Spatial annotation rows

-------------------------

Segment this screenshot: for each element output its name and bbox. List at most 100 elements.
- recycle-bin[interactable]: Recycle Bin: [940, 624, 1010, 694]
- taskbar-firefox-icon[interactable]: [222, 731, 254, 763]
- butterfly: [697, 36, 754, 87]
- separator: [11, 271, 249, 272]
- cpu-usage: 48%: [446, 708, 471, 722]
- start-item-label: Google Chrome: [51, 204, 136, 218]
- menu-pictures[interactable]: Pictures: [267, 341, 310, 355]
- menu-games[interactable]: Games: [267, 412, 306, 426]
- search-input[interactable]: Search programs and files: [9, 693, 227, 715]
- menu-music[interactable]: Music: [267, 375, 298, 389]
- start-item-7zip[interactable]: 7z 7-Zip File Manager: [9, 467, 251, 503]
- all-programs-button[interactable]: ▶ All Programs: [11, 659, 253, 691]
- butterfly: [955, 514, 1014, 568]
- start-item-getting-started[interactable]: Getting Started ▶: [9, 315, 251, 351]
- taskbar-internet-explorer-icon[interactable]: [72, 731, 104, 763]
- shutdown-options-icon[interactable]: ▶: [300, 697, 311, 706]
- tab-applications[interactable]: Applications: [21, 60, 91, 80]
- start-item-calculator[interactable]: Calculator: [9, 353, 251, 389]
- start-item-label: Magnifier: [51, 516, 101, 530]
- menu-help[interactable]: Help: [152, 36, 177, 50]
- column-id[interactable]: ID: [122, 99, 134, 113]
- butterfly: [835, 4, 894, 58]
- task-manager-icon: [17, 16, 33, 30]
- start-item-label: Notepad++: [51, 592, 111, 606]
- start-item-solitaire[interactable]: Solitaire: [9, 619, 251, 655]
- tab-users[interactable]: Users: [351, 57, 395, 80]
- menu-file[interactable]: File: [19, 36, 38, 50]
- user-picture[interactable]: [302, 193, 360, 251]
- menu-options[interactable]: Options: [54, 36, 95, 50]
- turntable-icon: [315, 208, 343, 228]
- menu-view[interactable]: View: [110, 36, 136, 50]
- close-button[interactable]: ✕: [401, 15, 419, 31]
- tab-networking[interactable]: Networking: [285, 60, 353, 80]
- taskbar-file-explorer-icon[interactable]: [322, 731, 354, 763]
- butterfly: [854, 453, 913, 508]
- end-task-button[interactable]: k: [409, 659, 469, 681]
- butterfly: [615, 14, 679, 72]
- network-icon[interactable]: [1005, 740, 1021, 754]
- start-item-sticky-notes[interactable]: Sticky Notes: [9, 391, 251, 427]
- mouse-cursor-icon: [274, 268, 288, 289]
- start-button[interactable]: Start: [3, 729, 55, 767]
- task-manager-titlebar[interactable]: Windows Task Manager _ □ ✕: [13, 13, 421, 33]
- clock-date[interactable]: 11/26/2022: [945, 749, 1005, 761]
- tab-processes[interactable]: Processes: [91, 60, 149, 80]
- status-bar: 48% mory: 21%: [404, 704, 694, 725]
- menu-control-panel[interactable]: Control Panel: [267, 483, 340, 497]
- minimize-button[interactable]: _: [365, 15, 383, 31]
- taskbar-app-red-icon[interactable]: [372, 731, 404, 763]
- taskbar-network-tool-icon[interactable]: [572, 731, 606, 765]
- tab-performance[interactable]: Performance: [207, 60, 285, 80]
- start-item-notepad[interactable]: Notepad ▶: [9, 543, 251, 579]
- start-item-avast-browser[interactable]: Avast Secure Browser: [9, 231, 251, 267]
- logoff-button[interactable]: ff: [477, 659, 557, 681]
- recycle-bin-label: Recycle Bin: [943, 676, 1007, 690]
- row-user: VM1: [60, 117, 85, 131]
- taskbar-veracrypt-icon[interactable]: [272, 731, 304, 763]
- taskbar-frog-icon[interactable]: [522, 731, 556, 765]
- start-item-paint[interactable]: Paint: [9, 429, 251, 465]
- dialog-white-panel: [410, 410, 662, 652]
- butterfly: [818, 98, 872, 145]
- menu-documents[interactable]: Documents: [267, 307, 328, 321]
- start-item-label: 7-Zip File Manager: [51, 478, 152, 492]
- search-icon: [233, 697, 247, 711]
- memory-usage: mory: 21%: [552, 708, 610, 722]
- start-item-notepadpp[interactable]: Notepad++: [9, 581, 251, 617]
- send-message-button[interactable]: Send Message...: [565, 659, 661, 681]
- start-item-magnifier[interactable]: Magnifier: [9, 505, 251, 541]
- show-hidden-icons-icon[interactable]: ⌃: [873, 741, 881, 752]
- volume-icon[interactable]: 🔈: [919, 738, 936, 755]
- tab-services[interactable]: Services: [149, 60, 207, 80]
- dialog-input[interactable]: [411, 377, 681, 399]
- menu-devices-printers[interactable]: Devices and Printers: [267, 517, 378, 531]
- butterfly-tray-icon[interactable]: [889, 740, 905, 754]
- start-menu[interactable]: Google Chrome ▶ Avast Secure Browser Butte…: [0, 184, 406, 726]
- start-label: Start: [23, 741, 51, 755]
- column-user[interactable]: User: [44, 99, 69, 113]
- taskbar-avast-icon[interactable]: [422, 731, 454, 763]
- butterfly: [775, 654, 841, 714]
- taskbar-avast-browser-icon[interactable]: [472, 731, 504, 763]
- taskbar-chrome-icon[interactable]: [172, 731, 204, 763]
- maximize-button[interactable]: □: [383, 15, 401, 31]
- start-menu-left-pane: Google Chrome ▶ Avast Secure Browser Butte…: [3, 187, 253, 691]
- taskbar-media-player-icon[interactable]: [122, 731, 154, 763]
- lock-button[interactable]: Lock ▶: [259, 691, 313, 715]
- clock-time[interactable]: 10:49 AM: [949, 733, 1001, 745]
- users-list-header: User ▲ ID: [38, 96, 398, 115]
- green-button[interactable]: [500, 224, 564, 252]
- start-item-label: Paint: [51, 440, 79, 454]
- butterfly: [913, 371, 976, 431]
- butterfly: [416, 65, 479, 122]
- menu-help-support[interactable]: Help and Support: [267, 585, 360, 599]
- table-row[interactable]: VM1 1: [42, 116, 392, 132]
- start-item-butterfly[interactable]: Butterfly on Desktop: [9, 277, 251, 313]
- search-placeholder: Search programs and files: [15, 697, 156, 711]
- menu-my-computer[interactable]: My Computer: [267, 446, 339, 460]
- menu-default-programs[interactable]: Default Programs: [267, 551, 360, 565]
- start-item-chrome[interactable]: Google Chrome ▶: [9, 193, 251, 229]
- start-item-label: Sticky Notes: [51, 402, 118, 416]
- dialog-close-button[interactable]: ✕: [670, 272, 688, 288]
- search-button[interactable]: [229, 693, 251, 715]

-------------------------

WHAT TO DO | Reproduce every one of the rows above word for word, with no changes.

RESPONSE |
Segment this screenshot: for each element output its name and bbox. List at most 100 elements.
- recycle-bin[interactable]: Recycle Bin: [940, 624, 1010, 694]
- taskbar-firefox-icon[interactable]: [222, 731, 254, 763]
- butterfly: [697, 36, 754, 87]
- separator: [11, 271, 249, 272]
- cpu-usage: 48%: [446, 708, 471, 722]
- start-item-label: Google Chrome: [51, 204, 136, 218]
- menu-pictures[interactable]: Pictures: [267, 341, 310, 355]
- menu-games[interactable]: Games: [267, 412, 306, 426]
- search-input[interactable]: Search programs and files: [9, 693, 227, 715]
- menu-music[interactable]: Music: [267, 375, 298, 389]
- start-item-7zip[interactable]: 7z 7-Zip File Manager: [9, 467, 251, 503]
- all-programs-button[interactable]: ▶ All Programs: [11, 659, 253, 691]
- butterfly: [955, 514, 1014, 568]
- start-item-getting-started[interactable]: Getting Started ▶: [9, 315, 251, 351]
- taskbar-internet-explorer-icon[interactable]: [72, 731, 104, 763]
- shutdown-options-icon[interactable]: ▶: [300, 697, 311, 706]
- tab-applications[interactable]: Applications: [21, 60, 91, 80]
- start-item-calculator[interactable]: Calculator: [9, 353, 251, 389]
- start-item-label: Magnifier: [51, 516, 101, 530]
- menu-help[interactable]: Help: [152, 36, 177, 50]
- column-id[interactable]: ID: [122, 99, 134, 113]
- butterfly: [835, 4, 894, 58]
- task-manager-icon: [17, 16, 33, 30]
- start-item-label: Notepad++: [51, 592, 111, 606]
- start-item-solitaire[interactable]: Solitaire: [9, 619, 251, 655]
- tab-users[interactable]: Users: [351, 57, 395, 80]
- menu-file[interactable]: File: [19, 36, 38, 50]
- user-picture[interactable]: [302, 193, 360, 251]
- menu-options[interactable]: Options: [54, 36, 95, 50]
- turntable-icon: [315, 208, 343, 228]
- menu-view[interactable]: View: [110, 36, 136, 50]
- close-button[interactable]: ✕: [401, 15, 419, 31]
- tab-networking[interactable]: Networking: [285, 60, 353, 80]
- taskbar-file-explorer-icon[interactable]: [322, 731, 354, 763]
- butterfly: [854, 453, 913, 508]
- end-task-button[interactable]: k: [409, 659, 469, 681]
- butterfly: [615, 14, 679, 72]
- network-icon[interactable]: [1005, 740, 1021, 754]
- start-item-sticky-notes[interactable]: Sticky Notes: [9, 391, 251, 427]
- mouse-cursor-icon: [274, 268, 288, 289]
- start-button[interactable]: Start: [3, 729, 55, 767]
- task-manager-titlebar[interactable]: Windows Task Manager _ □ ✕: [13, 13, 421, 33]
- clock-date[interactable]: 11/26/2022: [945, 749, 1005, 761]
- tab-processes[interactable]: Processes: [91, 60, 149, 80]
- status-bar: 48% mory: 21%: [404, 704, 694, 725]
- menu-control-panel[interactable]: Control Panel: [267, 483, 340, 497]
- minimize-button[interactable]: _: [365, 15, 383, 31]
- taskbar-app-red-icon[interactable]: [372, 731, 404, 763]
- taskbar-network-tool-icon[interactable]: [572, 731, 606, 765]
- tab-performance[interactable]: Performance: [207, 60, 285, 80]
- start-item-notepad[interactable]: Notepad ▶: [9, 543, 251, 579]
- start-item-avast-browser[interactable]: Avast Secure Browser: [9, 231, 251, 267]
- logoff-button[interactable]: ff: [477, 659, 557, 681]
- recycle-bin-label: Recycle Bin: [943, 676, 1007, 690]
- row-user: VM1: [60, 117, 85, 131]
- taskbar-veracrypt-icon[interactable]: [272, 731, 304, 763]
- taskbar-frog-icon[interactable]: [522, 731, 556, 765]
- start-item-paint[interactable]: Paint: [9, 429, 251, 465]
- dialog-white-panel: [410, 410, 662, 652]
- butterfly: [818, 98, 872, 145]
- menu-documents[interactable]: Documents: [267, 307, 328, 321]
- start-item-label: 7-Zip File Manager: [51, 478, 152, 492]
- search-icon: [233, 697, 247, 711]
- memory-usage: mory: 21%: [552, 708, 610, 722]
- start-item-notepadpp[interactable]: Notepad++: [9, 581, 251, 617]
- send-message-button[interactable]: Send Message...: [565, 659, 661, 681]
- start-item-magnifier[interactable]: Magnifier: [9, 505, 251, 541]
- show-hidden-icons-icon[interactable]: ⌃: [873, 741, 881, 752]
- volume-icon[interactable]: 🔈: [919, 738, 936, 755]
- tab-services[interactable]: Services: [149, 60, 207, 80]
- dialog-input[interactable]: [411, 377, 681, 399]
- menu-devices-printers[interactable]: Devices and Printers: [267, 517, 378, 531]
- butterfly-tray-icon[interactable]: [889, 740, 905, 754]
- start-menu[interactable]: Google Chrome ▶ Avast Secure Browser Butte…: [0, 184, 406, 726]
- start-label: Start: [23, 741, 51, 755]
- column-user[interactable]: User: [44, 99, 69, 113]
- taskbar-avast-icon[interactable]: [422, 731, 454, 763]
- butterfly: [775, 654, 841, 714]
- taskbar-avast-browser-icon[interactable]: [472, 731, 504, 763]
- taskbar-chrome-icon[interactable]: [172, 731, 204, 763]
- maximize-button[interactable]: □: [383, 15, 401, 31]
- start-menu-left-pane: Google Chrome ▶ Avast Secure Browser Butte…: [3, 187, 253, 691]
- taskbar-media-player-icon[interactable]: [122, 731, 154, 763]
- lock-button[interactable]: Lock ▶: [259, 691, 313, 715]
- clock-time[interactable]: 10:49 AM: [949, 733, 1001, 745]
- users-list-header: User ▲ ID: [38, 96, 398, 115]
- green-button[interactable]: [500, 224, 564, 252]
- start-item-label: Paint: [51, 440, 79, 454]
- butterfly: [913, 371, 976, 431]
- butterfly: [416, 65, 479, 122]
- menu-help-support[interactable]: Help and Support: [267, 585, 360, 599]
- table-row[interactable]: VM1 1: [42, 116, 392, 132]
- start-item-butterfly[interactable]: Butterfly on Desktop: [9, 277, 251, 313]
- search-placeholder: Search programs and files: [15, 697, 156, 711]
- menu-my-computer[interactable]: My Computer: [267, 446, 339, 460]
- menu-default-programs[interactable]: Default Programs: [267, 551, 360, 565]
- start-item-chrome[interactable]: Google Chrome ▶: [9, 193, 251, 229]
- start-item-label: Sticky Notes: [51, 402, 118, 416]
- dialog-close-button[interactable]: ✕: [670, 272, 688, 288]
- search-button[interactable]: [229, 693, 251, 715]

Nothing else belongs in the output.